> [Directions]
Format the lines of the records from the line containing "x-tick-label: Q1 2023 xyxy=(40,642,109,662)" through the line containing "data-point xyxy=(960,267,972,279)", both included, as a JSON list of strings with one string per line and blank lines omitted.

(Spatial layout data)

◆ ◆ ◆

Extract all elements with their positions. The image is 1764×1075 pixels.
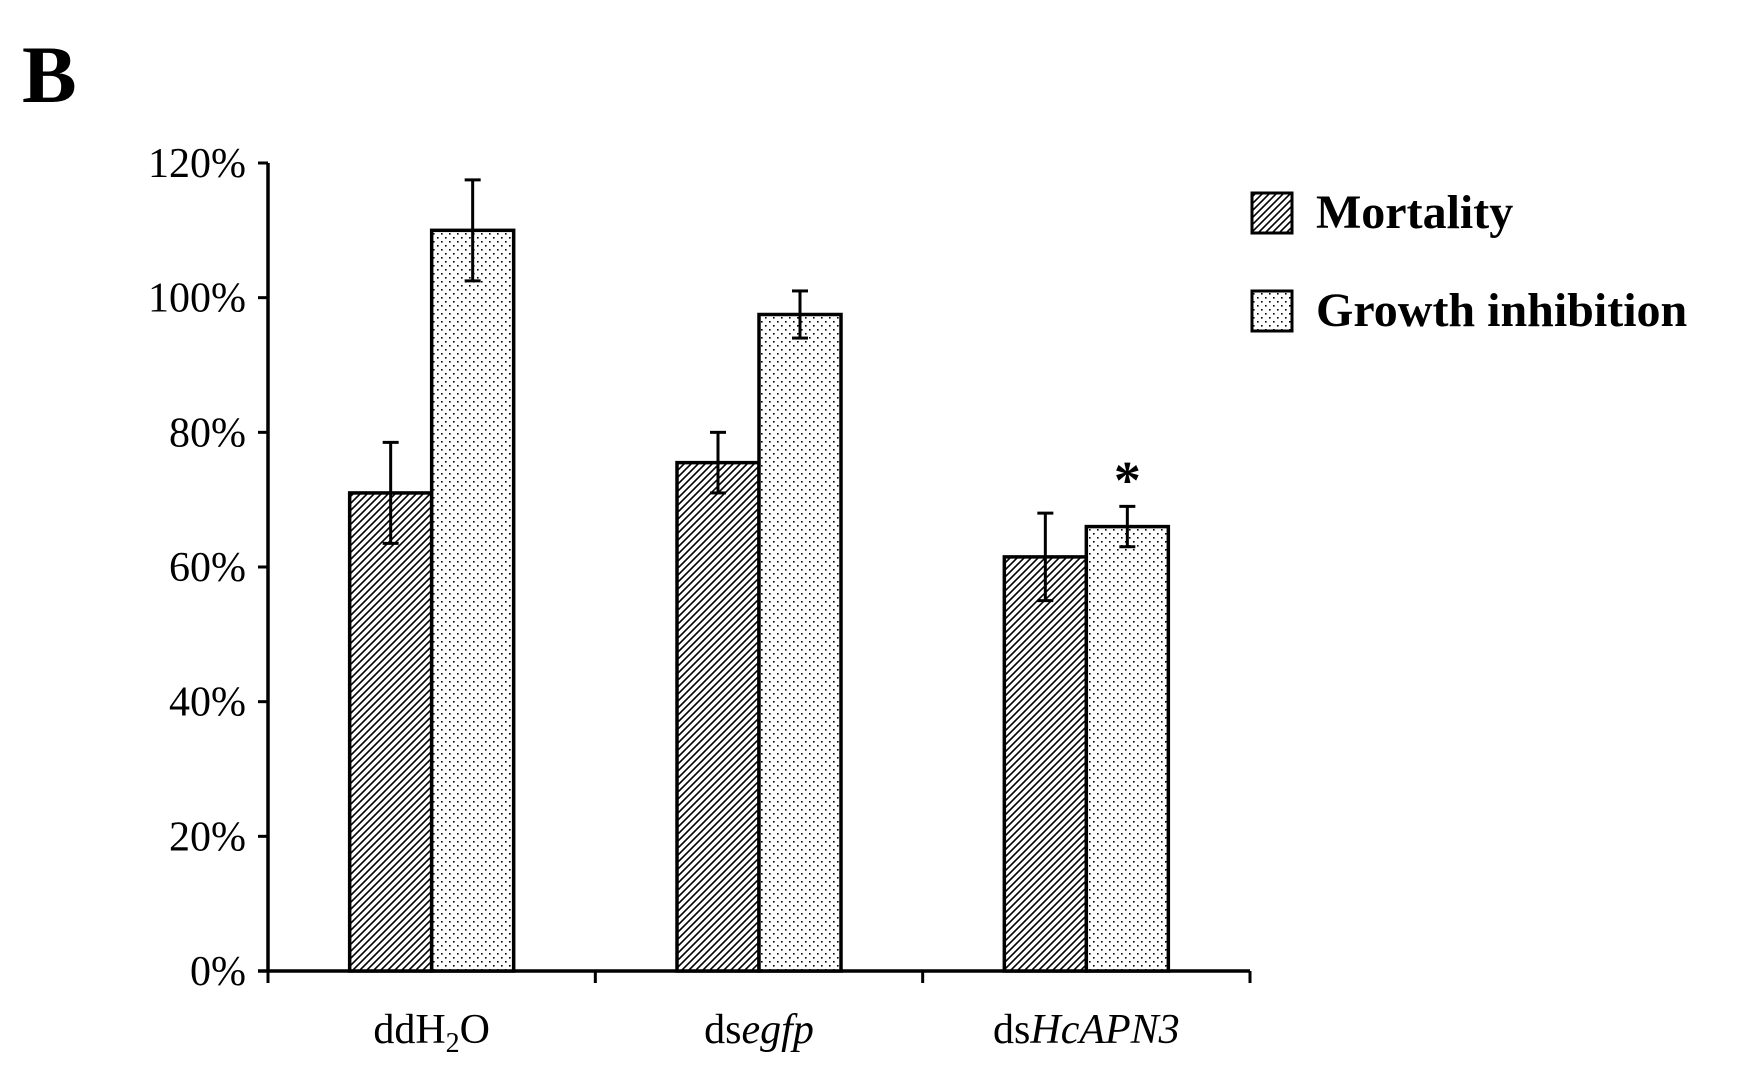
y-tick-label: 120% [148,141,246,187]
legend-label: Growth inhibition [1316,284,1687,337]
x-category-label: dsHcAPN3 [993,1007,1180,1053]
bar-mortality [675,460,761,973]
bar-growth-inhibition [757,312,843,973]
x-axis: ddH2O dsegfp dsHcAPN3 [258,969,1252,1059]
significance-asterisk: * [1114,450,1141,510]
x-category-label: dsegfp [704,1007,814,1053]
legend-swatch [1250,289,1294,333]
y-tick-label: 100% [148,276,246,322]
legend: Mortality Growth inhibition [1250,186,1687,337]
y-tick-label: 40% [169,680,246,726]
bar-growth-inhibition [429,228,516,973]
x-category-label: ddH2O [373,1007,490,1059]
y-tick-label: 60% [169,545,246,591]
bars [347,228,1171,973]
panel-label: B [22,29,77,120]
legend-swatch [1250,191,1294,235]
legend-label: Mortality [1316,186,1513,239]
bar-mortality [347,491,434,973]
bar-mortality [1002,555,1089,973]
error-bars [382,178,1136,603]
y-tick-label: 0% [190,949,246,995]
significance-markers: * [1114,450,1141,510]
y-axis: 0% 20% 40% 60% 80% 100% 120% [148,141,270,995]
y-tick-label: 20% [169,814,246,860]
y-tick-label: 80% [169,410,246,456]
bar-growth-inhibition [1084,524,1171,973]
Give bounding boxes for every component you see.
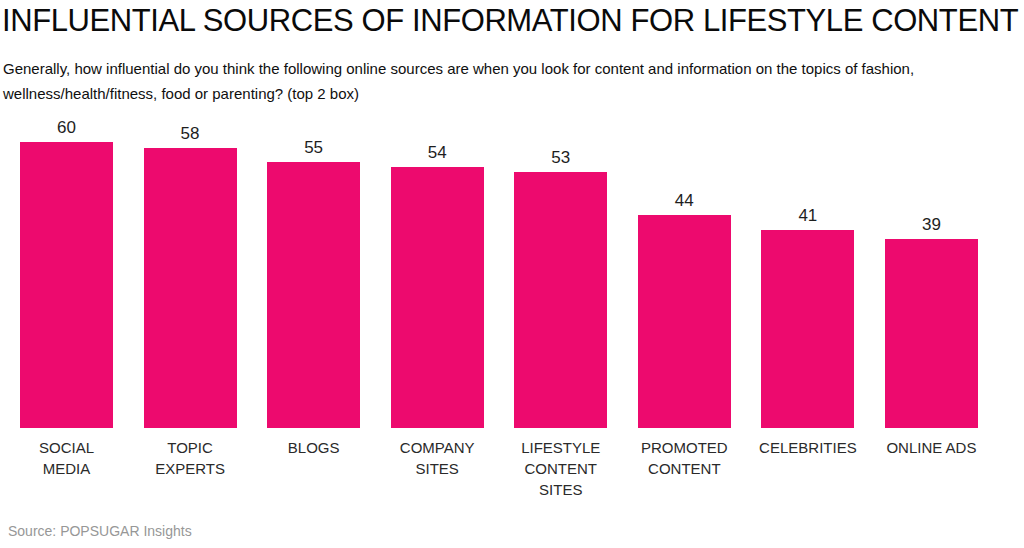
bar-value-label: 54 [428,143,447,163]
bar-category-label: COMPANY SITES [372,437,502,479]
bar-blogs [267,162,360,428]
bar-value-label: 41 [798,206,817,226]
bar-group-company-sites: 54COMPANY SITES [391,118,484,500]
bar-value-label: 60 [57,118,76,138]
bar-company-sites [391,167,484,428]
bar-chart: 60SOCIAL MEDIA58TOPIC EXPERTS55BLOGS54CO… [20,118,978,500]
bar-lifestyle-content-sites [514,172,607,428]
bar-value-label: 55 [304,138,323,158]
bar-stack: 54 [391,118,484,428]
bar-group-promoted-content: 44PROMOTED CONTENT [638,118,731,500]
bar-value-label: 58 [181,124,200,144]
bar-stack: 55 [267,118,360,428]
bar-online-ads [885,239,978,428]
bar-value-label: 39 [922,215,941,235]
bar-group-lifestyle-content-sites: 53LIFESTYLE CONTENT SITES [514,118,607,500]
bar-category-label: SOCIAL MEDIA [2,437,132,479]
bar-category-label: PROMOTED CONTENT [619,437,749,479]
source-note: Source: POPSUGAR Insights [8,523,192,539]
bar-stack: 60 [20,118,113,428]
bar-celebrities [761,230,854,428]
bar-category-label: ONLINE ADS [866,437,996,458]
bar-group-blogs: 55BLOGS [267,118,360,500]
bar-value-label: 44 [675,191,694,211]
chart-subtitle: Generally, how influential do you think … [0,39,1016,106]
bar-social-media [20,142,113,428]
bar-stack: 44 [638,118,731,428]
chart-page: INFLUENTIAL SOURCES OF INFORMATION FOR L… [0,0,1024,548]
bar-category-label: CELEBRITIES [743,437,873,458]
bar-stack: 53 [514,118,607,428]
bar-topic-experts [144,148,237,428]
bar-stack: 39 [885,118,978,428]
bar-group-social-media: 60SOCIAL MEDIA [20,118,113,500]
bar-category-label: TOPIC EXPERTS [125,437,255,479]
bar-category-label: BLOGS [249,437,379,458]
bar-stack: 41 [761,118,854,428]
bar-category-label: LIFESTYLE CONTENT SITES [496,437,626,500]
page-title: INFLUENTIAL SOURCES OF INFORMATION FOR L… [0,0,1024,39]
bar-group-online-ads: 39ONLINE ADS [885,118,978,500]
bar-group-topic-experts: 58TOPIC EXPERTS [144,118,237,500]
bar-stack: 58 [144,118,237,428]
bar-value-label: 53 [551,148,570,168]
bar-promoted-content [638,215,731,428]
bar-group-celebrities: 41CELEBRITIES [761,118,854,500]
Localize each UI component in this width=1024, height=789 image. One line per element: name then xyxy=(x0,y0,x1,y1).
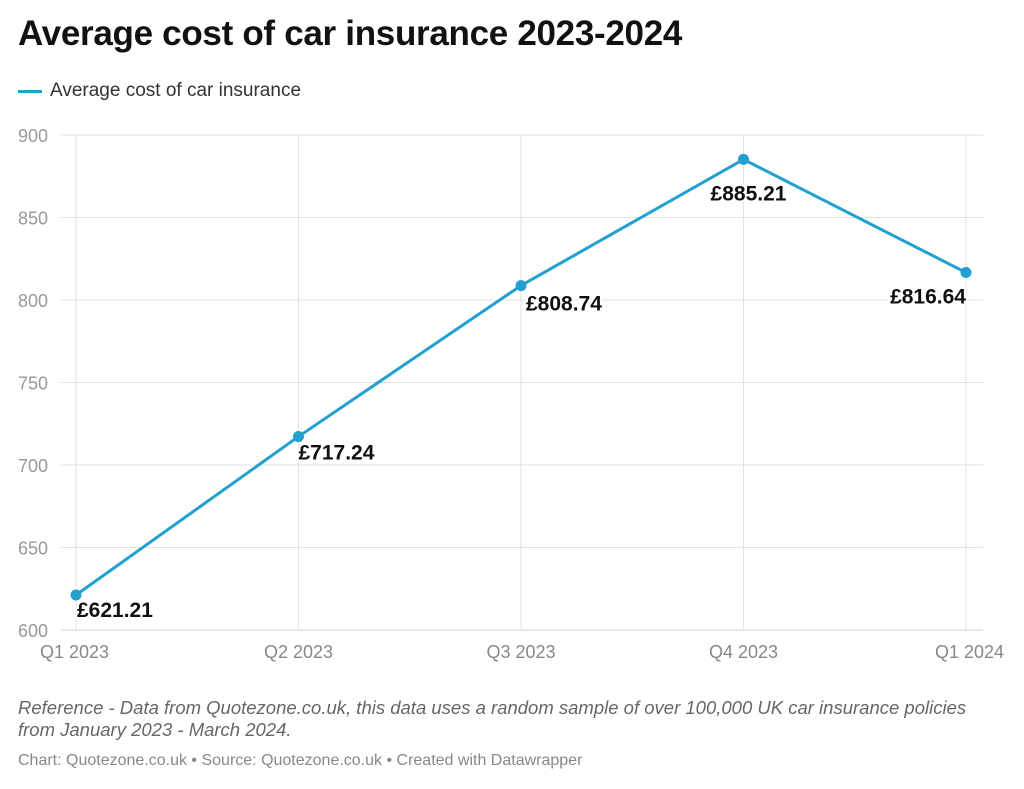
x-tick-label: Q1 2023 xyxy=(40,642,109,662)
y-tick-label: 600 xyxy=(18,621,48,641)
x-tick-label: Q4 2023 xyxy=(709,642,778,662)
reference-note: Reference - Data from Quotezone.co.uk, t… xyxy=(18,697,967,740)
data-label: £621.21 xyxy=(77,599,153,622)
data-label: £717.24 xyxy=(299,442,375,465)
data-point xyxy=(960,267,972,279)
chart-title: Average cost of car insurance 2023-2024 xyxy=(18,14,683,53)
y-tick-label: 850 xyxy=(18,209,48,229)
data-point xyxy=(738,153,749,165)
data-point xyxy=(515,280,527,292)
legend: Average cost of car insurance xyxy=(18,80,301,102)
data-point xyxy=(293,431,304,443)
chart-footer: Chart: Quotezone.co.uk • Source: Quotezo… xyxy=(18,752,583,769)
legend-label: Average cost of car insurance xyxy=(50,80,302,101)
legend-line-swatch xyxy=(18,89,42,93)
y-tick-label: 750 xyxy=(18,374,48,394)
data-point xyxy=(70,589,82,601)
x-tick-label: Q2 2023 xyxy=(264,642,333,662)
data-label: £816.64 xyxy=(890,286,966,309)
data-label: £808.74 xyxy=(526,293,602,316)
x-tick-label: Q3 2023 xyxy=(486,642,555,662)
y-tick-label: 650 xyxy=(18,539,48,559)
x-tick-label: Q1 2024 xyxy=(935,642,1004,662)
y-tick-label: 800 xyxy=(18,291,48,311)
data-label: £885.21 xyxy=(711,182,787,205)
y-tick-label: 700 xyxy=(18,456,48,476)
y-tick-label: 900 xyxy=(18,126,48,146)
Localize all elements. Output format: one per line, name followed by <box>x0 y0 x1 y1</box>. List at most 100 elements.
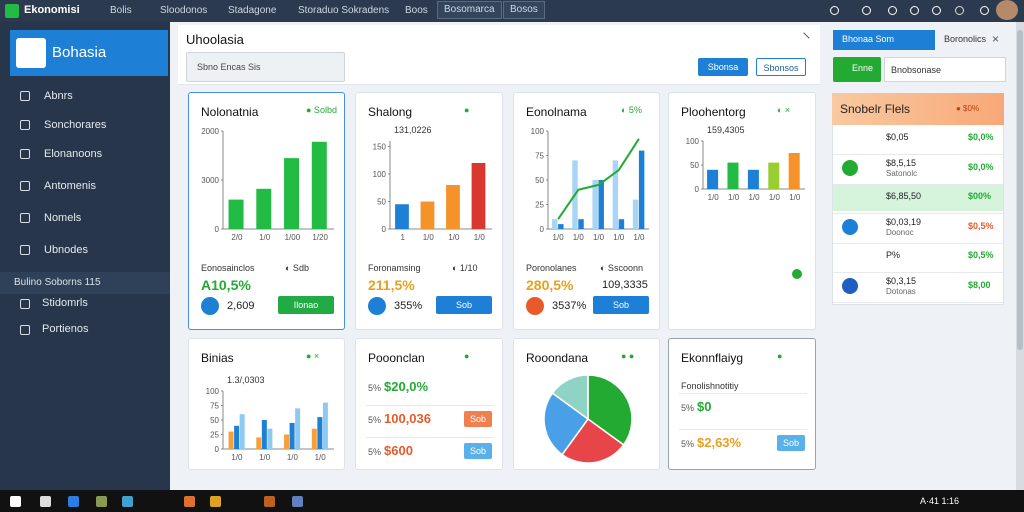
y-tick-label: 75 <box>535 152 544 161</box>
bar <box>598 180 604 229</box>
bar <box>747 169 759 189</box>
pie-slice <box>560 417 625 464</box>
row-button[interactable]: Sob <box>464 411 492 427</box>
top-tab: Bosomarca <box>437 1 502 19</box>
row-label: $0,3,15 <box>886 275 917 286</box>
taskbar-icon[interactable] <box>210 496 221 507</box>
row-divider <box>833 154 1003 155</box>
row-label: 5% <box>368 383 382 393</box>
bar <box>707 169 719 189</box>
y-tick-label: 0 <box>695 185 700 194</box>
taskbar-icon[interactable] <box>264 496 275 507</box>
card-title: Ekonnflaiyg <box>681 351 744 365</box>
row-icon <box>842 218 858 235</box>
top-icon <box>980 6 989 15</box>
menu-item: Ubnodes <box>44 244 89 256</box>
primary-button[interactable]: Sbonsa <box>698 58 748 76</box>
row-label: $6,85,50 <box>886 191 922 201</box>
bar <box>727 162 739 189</box>
row-button[interactable]: Sob <box>464 443 492 459</box>
y-tick-label: 0 <box>215 225 220 234</box>
y-tick-label: 25 <box>210 431 219 440</box>
menu-icon <box>20 91 30 101</box>
taskbar-icon[interactable] <box>292 496 303 507</box>
chart <box>542 374 633 464</box>
taskbar-icon[interactable] <box>184 496 195 507</box>
card-badge: ● × <box>306 351 320 361</box>
panel-tab: Boronolics <box>944 34 987 44</box>
menu-subitem: Stidomrls <box>42 297 88 309</box>
x-tick-label: 1/0 <box>708 193 720 202</box>
card-label: Eonosainclos <box>201 263 255 273</box>
row-divider <box>833 272 1003 273</box>
logo-text: Ekonomisi <box>24 4 80 16</box>
card: Ekonnflaiyg ● Fonolishnotitiy 5% $0 5% $2,63% S… <box>668 338 816 470</box>
card: Binias ● × 1.3/,0303 0 25 50 75 100 1/0 1/0 1/0 1/0 <box>188 338 345 470</box>
chart: 131,0226 0 50 100 150 1 1/0 1/0 1/0 <box>373 125 492 242</box>
toggle[interactable] <box>833 57 881 82</box>
menu-item: Antomenis <box>44 180 96 192</box>
x-tick-label: 1/0 <box>593 233 605 242</box>
row-divider <box>833 183 1003 185</box>
panel-header-badge: ● $0% <box>956 104 980 113</box>
taskbar-time: A·41 1:16 <box>920 496 960 506</box>
taskbar-icon[interactable] <box>40 496 51 507</box>
card-label: Fonolishnotitiy <box>681 381 739 391</box>
panel-tab-active[interactable] <box>833 30 935 50</box>
y-tick-label: 2000 <box>201 127 219 136</box>
taskbar-icon[interactable] <box>96 496 107 507</box>
search-box[interactable]: Sbno Encas Sis <box>186 52 345 82</box>
card-value: A10,5% <box>201 277 251 293</box>
menu-item: Nomels <box>44 212 82 224</box>
card-button[interactable]: Ilonao <box>278 296 334 314</box>
x-tick-label: 1/00 <box>285 233 301 242</box>
menu-item: Elonanoons <box>44 148 103 160</box>
bar <box>289 422 295 449</box>
row-divider <box>679 393 807 394</box>
top-tab: Bosos <box>503 1 545 19</box>
taskbar-icon[interactable] <box>10 496 21 507</box>
card: Shalong ● 131,0226 0 50 100 150 1 1/0 1/0 1/0 Foron… <box>355 92 503 330</box>
bar <box>768 162 780 189</box>
panel-input[interactable]: Bnobsonase <box>884 57 1006 82</box>
taskbar-icon[interactable] <box>68 496 79 507</box>
row-label: $0,05 <box>886 132 909 142</box>
secondary-button[interactable]: Sbonsos <box>756 58 806 76</box>
menu-item: Sonchorares <box>44 119 107 131</box>
card-badge: ● <box>777 351 783 361</box>
x-tick-label: 1/0 <box>259 453 271 462</box>
card-title: Nolonatnia <box>201 105 259 119</box>
bar <box>261 420 267 449</box>
taskbar-icon[interactable] <box>122 496 133 507</box>
menu-icon <box>20 213 30 223</box>
card-icon <box>526 297 544 315</box>
avatar <box>996 0 1018 20</box>
x-tick-label: 1 <box>401 233 406 242</box>
card-button[interactable]: Sob <box>436 296 492 314</box>
y-tick-label: 50 <box>690 161 699 170</box>
row-divider <box>366 405 494 406</box>
card-title: Rooondana <box>526 351 589 365</box>
panel-tab: Bhonaa Som <box>842 34 895 44</box>
top-tab: Storaduo Sokradens <box>298 5 390 16</box>
card-button[interactable]: Sob <box>593 296 649 314</box>
x-tick-label: 1/0 <box>789 193 801 202</box>
chart: 0 25 50 75 100 1/0 1/0 1/0 1/0 1/0 <box>531 127 649 242</box>
row-divider <box>833 301 1003 303</box>
card-sublabel: ◐ Sscoonn <box>600 263 643 273</box>
card: Eonolnama ◐ 5% 0 25 50 75 100 1/0 1/0 1/0 1/0 1/0 Po… <box>513 92 660 330</box>
toggle-text: Enne <box>852 63 874 73</box>
menu-item: Abnrs <box>44 90 73 102</box>
row-icon <box>842 277 858 294</box>
y-tick-label: 3000 <box>201 176 219 185</box>
top-tab: Bolis <box>110 5 132 16</box>
row-button[interactable]: Sob <box>777 435 805 451</box>
bar <box>295 408 301 449</box>
y-tick-label: 75 <box>210 402 219 411</box>
scroll-thumb[interactable] <box>1017 30 1023 350</box>
x-tick-label: 1/20 <box>312 233 328 242</box>
x-tick-label: 1/0 <box>423 233 435 242</box>
top-icon <box>955 6 964 15</box>
panel-header <box>832 93 1004 125</box>
chart-annotation: 1.3/,0303 <box>227 375 265 385</box>
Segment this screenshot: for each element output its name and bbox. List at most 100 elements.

◆ ◆ ◆

> [Response to the task]
[
  "x-tick-label: Q1 2023 xyxy=(40,642,109,662)",
  "y-tick-label: 600 xyxy=(18,621,48,641)",
  "x-tick-label: Q4 2023 xyxy=(709,642,778,662)",
  "reference-note: Reference - Data from Quotezone.co.uk, t… xyxy=(18,697,967,740)",
  "data-label: £621.21 xyxy=(77,599,153,622)",
  "data-label: £717.24 xyxy=(299,442,375,465)",
  "data-point xyxy=(960,267,972,279)"
]